→ **Aim of the exercise**:
Write out, precisely and in full, each line of the material.

(Raw records)
|---|
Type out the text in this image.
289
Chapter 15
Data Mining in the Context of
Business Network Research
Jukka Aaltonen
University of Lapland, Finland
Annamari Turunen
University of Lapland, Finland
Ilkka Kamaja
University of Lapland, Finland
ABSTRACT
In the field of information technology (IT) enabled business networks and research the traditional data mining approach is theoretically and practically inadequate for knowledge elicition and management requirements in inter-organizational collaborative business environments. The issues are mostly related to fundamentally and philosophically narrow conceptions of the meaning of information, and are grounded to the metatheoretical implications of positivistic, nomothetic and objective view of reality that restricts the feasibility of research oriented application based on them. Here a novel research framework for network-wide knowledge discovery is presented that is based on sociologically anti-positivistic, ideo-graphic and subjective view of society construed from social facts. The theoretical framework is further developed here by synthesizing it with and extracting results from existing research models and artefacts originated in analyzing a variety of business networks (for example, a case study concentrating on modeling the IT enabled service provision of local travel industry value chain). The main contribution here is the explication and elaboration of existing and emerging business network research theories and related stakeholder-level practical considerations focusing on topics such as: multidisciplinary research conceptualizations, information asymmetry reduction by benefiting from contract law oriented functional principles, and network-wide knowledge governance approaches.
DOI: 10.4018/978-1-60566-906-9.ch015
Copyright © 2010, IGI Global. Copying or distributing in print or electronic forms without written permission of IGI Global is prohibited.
|---|
→ **Exercise response**:
Type out the text in this image.
289
Chapter 15
Data Mining in the Context of
Business Network Research
Jukka Aaltonen
University of Lapland, Finland
Annamari Turunen
University of Lapland, Finland
Ilkka Kamaja
University of Lapland, Finland
ABSTRACT
In the field of information technology (IT) enabled business networks and research the traditional data mining approach is theoretically and practically inadequate for knowledge elicition and management requirements in inter-organizational collaborative business environments. The issues are mostly related to fundamentally and philosophically narrow conceptions of the meaning of information, and are grounded to the metatheoretical implications of positivistic, nomothetic and objective view of reality that restricts the feasibility of research oriented application based on them. Here a novel research framework for network-wide knowledge discovery is presented that is based on sociologically anti-positivistic, ideo-graphic and subjective view of society construed from social facts. The theoretical framework is further developed here by synthesizing it with and extracting results from existing research models and artefacts originated in analyzing a variety of business networks (for example, a case study concentrating on modeling the IT enabled service provision of local travel industry value chain). The main contribution here is the explication and elaboration of existing and emerging business network research theories and related stakeholder-level practical considerations focusing on topics such as: multidisciplinary research conceptualizations, information asymmetry reduction by benefiting from contract law oriented functional principles, and network-wide knowledge governance approaches.
DOI: 10.4018/978-1-60566-906-9.ch015
Copyright © 2010, IGI Global. Copying or distributing in print or electronic forms without written permission of IGI Global is prohibited.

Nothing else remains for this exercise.